____ Stored data

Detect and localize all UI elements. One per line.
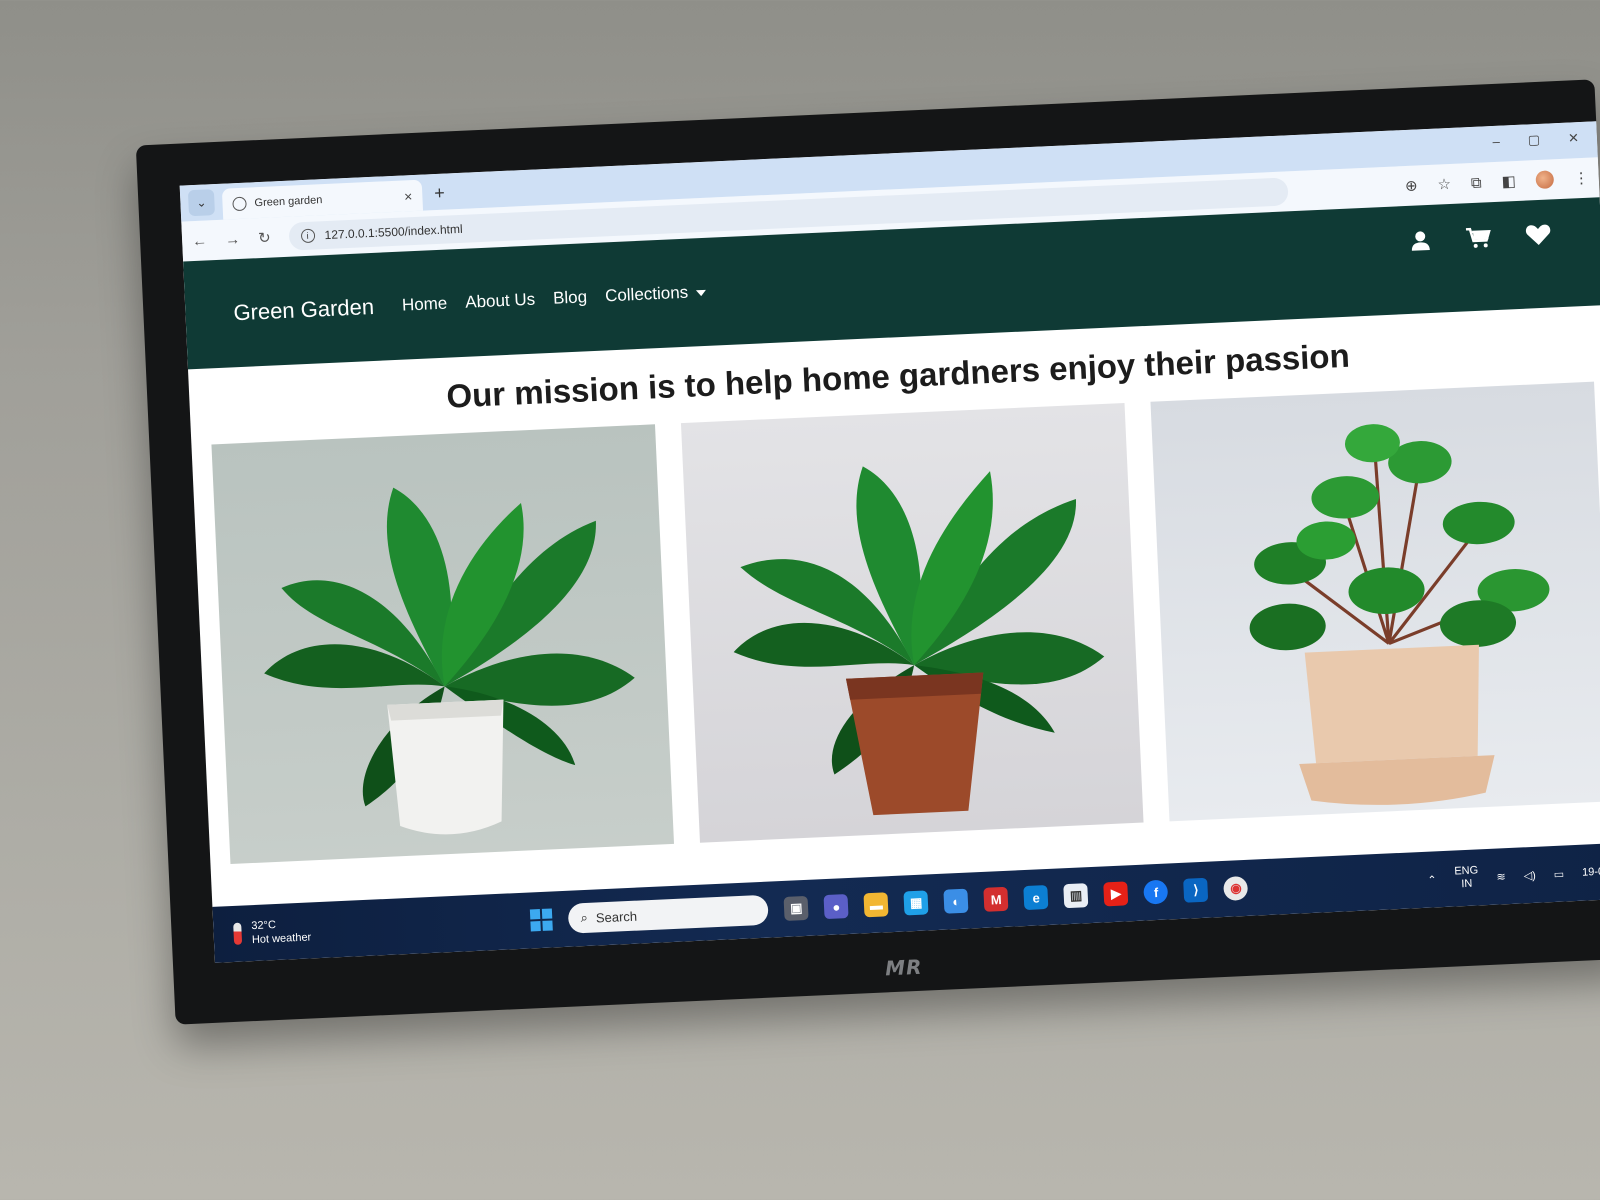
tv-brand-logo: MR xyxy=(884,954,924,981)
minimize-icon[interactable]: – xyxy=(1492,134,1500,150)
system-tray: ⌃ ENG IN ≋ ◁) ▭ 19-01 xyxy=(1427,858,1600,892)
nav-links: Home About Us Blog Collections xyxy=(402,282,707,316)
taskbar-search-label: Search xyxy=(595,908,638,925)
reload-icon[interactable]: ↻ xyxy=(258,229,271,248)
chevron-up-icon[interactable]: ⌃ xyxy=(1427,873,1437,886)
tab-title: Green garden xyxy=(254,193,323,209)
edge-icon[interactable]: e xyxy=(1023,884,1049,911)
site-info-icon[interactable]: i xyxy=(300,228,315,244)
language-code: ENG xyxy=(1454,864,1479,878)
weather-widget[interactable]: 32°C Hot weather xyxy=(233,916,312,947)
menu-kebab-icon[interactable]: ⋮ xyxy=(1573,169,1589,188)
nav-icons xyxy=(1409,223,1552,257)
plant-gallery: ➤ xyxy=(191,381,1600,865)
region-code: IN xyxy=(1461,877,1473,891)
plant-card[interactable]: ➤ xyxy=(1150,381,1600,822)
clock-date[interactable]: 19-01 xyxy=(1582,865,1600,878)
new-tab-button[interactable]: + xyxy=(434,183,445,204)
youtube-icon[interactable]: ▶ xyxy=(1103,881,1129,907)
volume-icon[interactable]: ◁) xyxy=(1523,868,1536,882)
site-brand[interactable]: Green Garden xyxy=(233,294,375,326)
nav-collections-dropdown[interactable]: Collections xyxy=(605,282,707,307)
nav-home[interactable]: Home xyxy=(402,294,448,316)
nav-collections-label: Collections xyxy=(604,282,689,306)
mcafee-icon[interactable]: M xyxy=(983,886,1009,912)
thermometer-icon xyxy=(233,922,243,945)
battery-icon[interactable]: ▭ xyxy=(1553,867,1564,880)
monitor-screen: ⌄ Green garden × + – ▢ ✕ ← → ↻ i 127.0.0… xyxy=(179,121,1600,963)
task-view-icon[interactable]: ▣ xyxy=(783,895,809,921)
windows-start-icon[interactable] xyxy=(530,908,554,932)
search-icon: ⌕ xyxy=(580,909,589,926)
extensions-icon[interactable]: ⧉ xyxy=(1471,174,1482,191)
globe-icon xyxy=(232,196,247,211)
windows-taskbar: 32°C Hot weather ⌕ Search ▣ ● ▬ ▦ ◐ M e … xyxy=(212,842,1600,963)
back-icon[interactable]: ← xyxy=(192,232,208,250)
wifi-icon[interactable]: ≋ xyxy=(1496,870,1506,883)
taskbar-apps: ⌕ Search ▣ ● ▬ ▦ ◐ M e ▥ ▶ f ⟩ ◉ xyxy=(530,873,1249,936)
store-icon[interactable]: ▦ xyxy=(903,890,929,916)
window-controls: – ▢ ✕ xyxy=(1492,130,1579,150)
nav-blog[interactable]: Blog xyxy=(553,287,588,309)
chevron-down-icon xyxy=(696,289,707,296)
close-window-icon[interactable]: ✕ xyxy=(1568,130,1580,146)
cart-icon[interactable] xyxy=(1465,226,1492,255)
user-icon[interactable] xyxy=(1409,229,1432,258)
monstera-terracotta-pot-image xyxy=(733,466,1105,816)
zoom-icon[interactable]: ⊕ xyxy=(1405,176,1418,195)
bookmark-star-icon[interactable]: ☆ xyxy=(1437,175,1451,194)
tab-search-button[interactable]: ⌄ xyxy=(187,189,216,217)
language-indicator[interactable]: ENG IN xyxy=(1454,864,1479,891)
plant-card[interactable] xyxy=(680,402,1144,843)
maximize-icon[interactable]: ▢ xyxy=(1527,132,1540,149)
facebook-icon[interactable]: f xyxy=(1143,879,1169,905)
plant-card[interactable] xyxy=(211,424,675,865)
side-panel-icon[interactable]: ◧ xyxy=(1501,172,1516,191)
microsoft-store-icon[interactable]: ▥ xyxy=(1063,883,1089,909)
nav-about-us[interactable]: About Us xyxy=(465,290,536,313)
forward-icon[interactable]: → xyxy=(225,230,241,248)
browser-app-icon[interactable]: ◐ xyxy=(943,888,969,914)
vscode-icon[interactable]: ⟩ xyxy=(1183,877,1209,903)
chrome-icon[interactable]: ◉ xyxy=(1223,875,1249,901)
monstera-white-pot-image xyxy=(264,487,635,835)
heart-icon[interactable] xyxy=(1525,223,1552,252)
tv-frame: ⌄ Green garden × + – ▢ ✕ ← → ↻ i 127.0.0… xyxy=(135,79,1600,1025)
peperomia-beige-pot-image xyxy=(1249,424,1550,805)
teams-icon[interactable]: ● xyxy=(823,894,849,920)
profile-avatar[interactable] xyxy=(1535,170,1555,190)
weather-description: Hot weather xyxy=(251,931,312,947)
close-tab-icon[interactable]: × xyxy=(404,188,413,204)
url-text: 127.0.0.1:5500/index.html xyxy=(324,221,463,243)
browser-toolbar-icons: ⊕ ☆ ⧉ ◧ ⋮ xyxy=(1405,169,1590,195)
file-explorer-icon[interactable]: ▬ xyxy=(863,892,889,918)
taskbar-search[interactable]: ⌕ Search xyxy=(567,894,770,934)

________
____ Stored data

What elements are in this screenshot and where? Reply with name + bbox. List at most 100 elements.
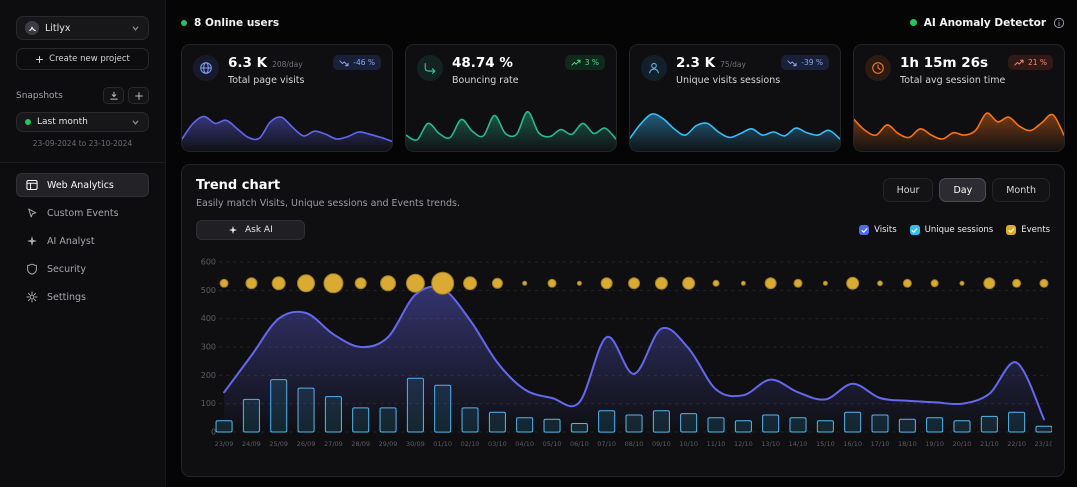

________

Starting at the line of the data that contains "Detect and localize" and ending with the line that contains "search-icon: ⌕ xyxy=(580,909,589,926)", turn every line into an item of a numbered list, skipping any blank lines. Leave the pictures out of the list.

1. Detect and localize all UI elements. One per line.
2. tv-brand-logo: MR xyxy=(884,954,924,981)
3. minimize-icon[interactable]: – xyxy=(1492,134,1500,150)
4. system-tray: ⌃ ENG IN ≋ ◁) ▭ 19-01 xyxy=(1427,858,1600,892)
5. nav-links: Home About Us Blog Collections xyxy=(402,282,707,316)
6. taskbar-search-label: Search xyxy=(595,908,638,925)
7. reload-icon[interactable]: ↻ xyxy=(258,229,271,248)
8. chevron-up-icon[interactable]: ⌃ xyxy=(1427,873,1437,886)
9. tab-title: Green garden xyxy=(254,193,323,209)
10. edge-icon[interactable]: e xyxy=(1023,884,1049,911)
11. site-info-icon[interactable]: i xyxy=(300,228,315,244)
12. language-code: ENG xyxy=(1454,864,1479,878)
13. weather-widget[interactable]: 32°C Hot weather xyxy=(233,916,312,947)
14. menu-kebab-icon[interactable]: ⋮ xyxy=(1573,169,1589,188)
15. nav-icons xyxy=(1409,223,1552,257)
16. plant-gallery: ➤ xyxy=(191,381,1600,865)
17. region-code: IN xyxy=(1461,877,1473,891)
18. plant-card[interactable]: ➤ xyxy=(1150,381,1600,822)
19. clock-date[interactable]: 19-01 xyxy=(1582,865,1600,878)
20. new-tab-button[interactable]: + xyxy=(434,183,445,204)
21. youtube-icon[interactable]: ▶ xyxy=(1103,881,1129,907)
22. volume-icon[interactable]: ◁) xyxy=(1523,868,1536,882)
23. site-brand[interactable]: Green Garden xyxy=(233,294,375,326)
24. nav-collections-dropdown[interactable]: Collections xyxy=(605,282,707,307)
25. nav-home[interactable]: Home xyxy=(402,294,448,316)
26. nav-collections-label: Collections xyxy=(604,282,689,306)
27. mcafee-icon[interactable]: M xyxy=(983,886,1009,912)
28. thermometer-icon xyxy=(233,922,243,945)
29. battery-icon[interactable]: ▭ xyxy=(1553,867,1564,880)
30. monitor-screen: ⌄ Green garden × + – ▢ ✕ ← → ↻ i 127.0.0… xyxy=(179,121,1600,963)
31. task-view-icon[interactable]: ▣ xyxy=(783,895,809,921)
32. windows-start-icon[interactable] xyxy=(530,908,554,932)
33. search-icon: ⌕ xyxy=(580,909,589,926)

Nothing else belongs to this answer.